• Request: Transcribe every line of the records verbatim.

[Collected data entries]
[START]

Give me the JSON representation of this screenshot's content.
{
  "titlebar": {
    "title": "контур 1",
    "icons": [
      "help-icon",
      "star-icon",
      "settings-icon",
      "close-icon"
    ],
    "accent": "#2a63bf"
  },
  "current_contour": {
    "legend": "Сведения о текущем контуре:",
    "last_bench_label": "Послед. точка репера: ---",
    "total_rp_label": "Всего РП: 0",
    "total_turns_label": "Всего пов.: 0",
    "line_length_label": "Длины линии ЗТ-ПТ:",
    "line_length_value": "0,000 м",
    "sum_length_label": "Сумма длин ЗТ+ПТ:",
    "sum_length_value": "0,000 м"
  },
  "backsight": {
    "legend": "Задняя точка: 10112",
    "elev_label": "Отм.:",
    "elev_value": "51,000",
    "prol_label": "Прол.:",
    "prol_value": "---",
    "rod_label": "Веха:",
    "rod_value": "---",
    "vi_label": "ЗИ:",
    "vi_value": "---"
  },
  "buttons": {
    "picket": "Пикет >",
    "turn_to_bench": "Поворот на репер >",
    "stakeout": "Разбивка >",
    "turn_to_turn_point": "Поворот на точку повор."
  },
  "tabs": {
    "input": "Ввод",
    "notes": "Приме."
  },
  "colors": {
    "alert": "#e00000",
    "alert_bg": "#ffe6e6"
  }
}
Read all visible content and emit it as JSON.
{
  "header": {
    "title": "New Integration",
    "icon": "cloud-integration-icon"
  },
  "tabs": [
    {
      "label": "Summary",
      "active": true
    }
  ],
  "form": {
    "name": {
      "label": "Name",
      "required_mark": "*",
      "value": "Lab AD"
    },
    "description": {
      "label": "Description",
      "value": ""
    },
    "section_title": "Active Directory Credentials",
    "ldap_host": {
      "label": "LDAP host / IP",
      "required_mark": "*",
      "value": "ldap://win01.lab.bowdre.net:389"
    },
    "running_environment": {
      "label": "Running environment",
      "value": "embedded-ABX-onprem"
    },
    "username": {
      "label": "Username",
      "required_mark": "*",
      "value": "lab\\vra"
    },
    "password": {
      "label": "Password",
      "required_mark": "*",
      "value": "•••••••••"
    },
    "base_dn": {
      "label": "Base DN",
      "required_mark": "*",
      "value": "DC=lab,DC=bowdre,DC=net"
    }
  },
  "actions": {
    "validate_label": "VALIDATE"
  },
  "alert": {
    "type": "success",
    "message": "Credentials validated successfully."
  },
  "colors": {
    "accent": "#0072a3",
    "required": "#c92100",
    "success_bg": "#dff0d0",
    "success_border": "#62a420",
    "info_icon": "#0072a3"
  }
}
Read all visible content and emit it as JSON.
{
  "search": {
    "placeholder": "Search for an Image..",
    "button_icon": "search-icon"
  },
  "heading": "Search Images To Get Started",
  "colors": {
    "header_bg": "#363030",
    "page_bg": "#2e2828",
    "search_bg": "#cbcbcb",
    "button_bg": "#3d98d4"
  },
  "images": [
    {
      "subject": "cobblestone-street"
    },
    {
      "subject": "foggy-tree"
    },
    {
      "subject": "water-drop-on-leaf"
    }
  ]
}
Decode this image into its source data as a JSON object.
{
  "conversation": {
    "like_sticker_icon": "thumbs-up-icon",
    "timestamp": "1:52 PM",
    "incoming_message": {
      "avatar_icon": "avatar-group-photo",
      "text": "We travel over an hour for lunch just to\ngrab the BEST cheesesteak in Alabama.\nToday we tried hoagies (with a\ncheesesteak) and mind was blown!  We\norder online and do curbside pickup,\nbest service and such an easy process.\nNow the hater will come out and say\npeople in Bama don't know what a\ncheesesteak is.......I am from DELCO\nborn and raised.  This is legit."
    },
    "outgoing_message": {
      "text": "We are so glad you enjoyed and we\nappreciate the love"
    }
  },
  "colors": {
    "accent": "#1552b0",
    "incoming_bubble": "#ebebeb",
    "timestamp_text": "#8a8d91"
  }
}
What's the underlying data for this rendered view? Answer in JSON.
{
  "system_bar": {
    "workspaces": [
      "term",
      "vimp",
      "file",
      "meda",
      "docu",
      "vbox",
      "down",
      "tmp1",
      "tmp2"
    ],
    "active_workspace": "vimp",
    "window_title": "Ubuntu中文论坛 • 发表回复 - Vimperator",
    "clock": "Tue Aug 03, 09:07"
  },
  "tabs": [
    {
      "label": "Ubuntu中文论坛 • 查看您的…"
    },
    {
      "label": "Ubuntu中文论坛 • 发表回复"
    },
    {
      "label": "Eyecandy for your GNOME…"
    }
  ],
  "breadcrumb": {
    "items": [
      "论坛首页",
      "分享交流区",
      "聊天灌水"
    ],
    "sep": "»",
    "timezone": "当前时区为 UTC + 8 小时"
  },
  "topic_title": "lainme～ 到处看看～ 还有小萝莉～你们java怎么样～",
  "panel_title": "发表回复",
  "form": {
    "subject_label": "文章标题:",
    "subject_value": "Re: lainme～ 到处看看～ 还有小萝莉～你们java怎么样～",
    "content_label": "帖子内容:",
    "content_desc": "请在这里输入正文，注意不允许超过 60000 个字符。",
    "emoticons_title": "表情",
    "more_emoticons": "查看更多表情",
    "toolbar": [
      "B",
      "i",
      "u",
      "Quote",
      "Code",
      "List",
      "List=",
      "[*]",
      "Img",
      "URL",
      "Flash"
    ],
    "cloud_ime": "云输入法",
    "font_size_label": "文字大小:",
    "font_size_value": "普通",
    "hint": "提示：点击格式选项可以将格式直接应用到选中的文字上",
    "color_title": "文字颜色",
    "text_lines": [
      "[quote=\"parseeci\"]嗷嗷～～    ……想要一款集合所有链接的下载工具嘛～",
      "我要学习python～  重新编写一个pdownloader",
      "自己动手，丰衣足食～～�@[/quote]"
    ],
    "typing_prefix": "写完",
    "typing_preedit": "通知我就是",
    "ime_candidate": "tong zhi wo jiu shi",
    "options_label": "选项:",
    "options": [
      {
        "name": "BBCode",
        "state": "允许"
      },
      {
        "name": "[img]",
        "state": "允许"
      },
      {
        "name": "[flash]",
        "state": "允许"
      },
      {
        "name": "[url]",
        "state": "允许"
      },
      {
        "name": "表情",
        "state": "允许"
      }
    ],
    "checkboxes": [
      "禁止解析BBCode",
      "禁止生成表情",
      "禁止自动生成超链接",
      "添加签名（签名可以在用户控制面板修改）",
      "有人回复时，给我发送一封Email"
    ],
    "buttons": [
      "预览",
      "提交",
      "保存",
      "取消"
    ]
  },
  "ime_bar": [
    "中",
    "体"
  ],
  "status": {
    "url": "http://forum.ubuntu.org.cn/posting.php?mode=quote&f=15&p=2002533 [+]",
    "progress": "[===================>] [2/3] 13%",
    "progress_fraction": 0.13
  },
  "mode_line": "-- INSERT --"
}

[END]

• Exercise output:
Give me the JSON representation of this screenshot's content.
{
  "titlebar": {
    "title": "контур 1",
    "icons": [
      "help-icon",
      "star-icon",
      "settings-icon",
      "close-icon"
    ],
    "accent": "#2a63bf"
  },
  "current_contour": {
    "legend": "Сведения о текущем контуре:",
    "last_bench_label": "Послед. точка репера: ---",
    "total_rp_label": "Всего РП: 0",
    "total_turns_label": "Всего пов.: 0",
    "line_length_label": "Длины линии ЗТ-ПТ:",
    "line_length_value": "0,000 м",
    "sum_length_label": "Сумма длин ЗТ+ПТ:",
    "sum_length_value": "0,000 м"
  },
  "backsight": {
    "legend": "Задняя точка: 10112",
    "elev_label": "Отм.:",
    "elev_value": "51,000",
    "prol_label": "Прол.:",
    "prol_value": "---",
    "rod_label": "Веха:",
    "rod_value": "---",
    "vi_label": "ЗИ:",
    "vi_value": "---"
  },
  "buttons": {
    "picket": "Пикет >",
    "turn_to_bench": "Поворот на репер >",
    "stakeout": "Разбивка >",
    "turn_to_turn_point": "Поворот на точку повор."
  },
  "tabs": {
    "input": "Ввод",
    "notes": "Приме."
  },
  "colors": {
    "alert": "#e00000",
    "alert_bg": "#ffe6e6"
  }
}
Read all visible content and emit it as JSON.
{
  "header": {
    "title": "New Integration",
    "icon": "cloud-integration-icon"
  },
  "tabs": [
    {
      "label": "Summary",
      "active": true
    }
  ],
  "form": {
    "name": {
      "label": "Name",
      "required_mark": "*",
      "value": "Lab AD"
    },
    "description": {
      "label": "Description",
      "value": ""
    },
    "section_title": "Active Directory Credentials",
    "ldap_host": {
      "label": "LDAP host / IP",
      "required_mark": "*",
      "value": "ldap://win01.lab.bowdre.net:389"
    },
    "running_environment": {
      "label": "Running environment",
      "value": "embedded-ABX-onprem"
    },
    "username": {
      "label": "Username",
      "required_mark": "*",
      "value": "lab\\vra"
    },
    "password": {
      "label": "Password",
      "required_mark": "*",
      "value": "•••••••••"
    },
    "base_dn": {
      "label": "Base DN",
      "required_mark": "*",
      "value": "DC=lab,DC=bowdre,DC=net"
    }
  },
  "actions": {
    "validate_label": "VALIDATE"
  },
  "alert": {
    "type": "success",
    "message": "Credentials validated successfully."
  },
  "colors": {
    "accent": "#0072a3",
    "required": "#c92100",
    "success_bg": "#dff0d0",
    "success_border": "#62a420",
    "info_icon": "#0072a3"
  }
}
Read all visible content and emit it as JSON.
{
  "search": {
    "placeholder": "Search for an Image..",
    "button_icon": "search-icon"
  },
  "heading": "Search Images To Get Started",
  "colors": {
    "header_bg": "#363030",
    "page_bg": "#2e2828",
    "search_bg": "#cbcbcb",
    "button_bg": "#3d98d4"
  },
  "images": [
    {
      "subject": "cobblestone-street"
    },
    {
      "subject": "foggy-tree"
    },
    {
      "subject": "water-drop-on-leaf"
    }
  ]
}
Decode this image into its source data as a JSON object.
{
  "conversation": {
    "like_sticker_icon": "thumbs-up-icon",
    "timestamp": "1:52 PM",
    "incoming_message": {
      "avatar_icon": "avatar-group-photo",
      "text": "We travel over an hour for lunch just to\ngrab the BEST cheesesteak in Alabama.\nToday we tried hoagies (with a\ncheesesteak) and mind was blown!  We\norder online and do curbside pickup,\nbest service and such an easy process.\nNow the hater will come out and say\npeople in Bama don't know what a\ncheesesteak is.......I am from DELCO\nborn and raised.  This is legit."
    },
    "outgoing_message": {
      "text": "We are so glad you enjoyed and we\nappreciate the love"
    }
  },
  "colors": {
    "accent": "#1552b0",
    "incoming_bubble": "#ebebeb",
    "timestamp_text": "#8a8d91"
  }
}
What's the underlying data for this rendered view? Answer in JSON.
{
  "system_bar": {
    "workspaces": [
      "term",
      "vimp",
      "file",
      "meda",
      "docu",
      "vbox",
      "down",
      "tmp1",
      "tmp2"
    ],
    "active_workspace": "vimp",
    "window_title": "Ubuntu中文论坛 • 发表回复 - Vimperator",
    "clock": "Tue Aug 03, 09:07"
  },
  "tabs": [
    {
      "label": "Ubuntu中文论坛 • 查看您的…"
    },
    {
      "label": "Ubuntu中文论坛 • 发表回复"
    },
    {
      "label": "Eyecandy for your GNOME…"
    }
  ],
  "breadcrumb": {
    "items": [
      "论坛首页",
      "分享交流区",
      "聊天灌水"
    ],
    "sep": "»",
    "timezone": "当前时区为 UTC + 8 小时"
  },
  "topic_title": "lainme～ 到处看看～ 还有小萝莉～你们java怎么样～",
  "panel_title": "发表回复",
  "form": {
    "subject_label": "文章标题:",
    "subject_value": "Re: lainme～ 到处看看～ 还有小萝莉～你们java怎么样～",
    "content_label": "帖子内容:",
    "content_desc": "请在这里输入正文，注意不允许超过 60000 个字符。",
    "emoticons_title": "表情",
    "more_emoticons": "查看更多表情",
    "toolbar": [
      "B",
      "i",
      "u",
      "Quote",
      "Code",
      "List",
      "List=",
      "[*]",
      "Img",
      "URL",
      "Flash"
    ],
    "cloud_ime": "云输入法",
    "font_size_label": "文字大小:",
    "font_size_value": "普通",
    "hint": "提示：点击格式选项可以将格式直接应用到选中的文字上",
    "color_title": "文字颜色",
    "text_lines": [
      "[quote=\"parseeci\"]嗷嗷～～    ……想要一款集合所有链接的下载工具嘛～",
      "我要学习python～  重新编写一个pdownloader",
      "自己动手，丰衣足食～～�@[/quote]"
    ],
    "typing_prefix": "写完",
    "typing_preedit": "通知我就是",
    "ime_candidate": "tong zhi wo jiu shi",
    "options_label": "选项:",
    "options": [
      {
        "name": "BBCode",
        "state": "允许"
      },
      {
        "name": "[img]",
        "state": "允许"
      },
      {
        "name": "[flash]",
        "state": "允许"
      },
      {
        "name": "[url]",
        "state": "允许"
      },
      {
        "name": "表情",
        "state": "允许"
      }
    ],
    "checkboxes": [
      "禁止解析BBCode",
      "禁止生成表情",
      "禁止自动生成超链接",
      "添加签名（签名可以在用户控制面板修改）",
      "有人回复时，给我发送一封Email"
    ],
    "buttons": [
      "预览",
      "提交",
      "保存",
      "取消"
    ]
  },
  "ime_bar": [
    "中",
    "体"
  ],
  "status": {
    "url": "http://forum.ubuntu.org.cn/posting.php?mode=quote&f=15&p=2002533 [+]",
    "progress": "[===================>] [2/3] 13%",
    "progress_fraction": 0.13
  },
  "mode_line": "-- INSERT --"
}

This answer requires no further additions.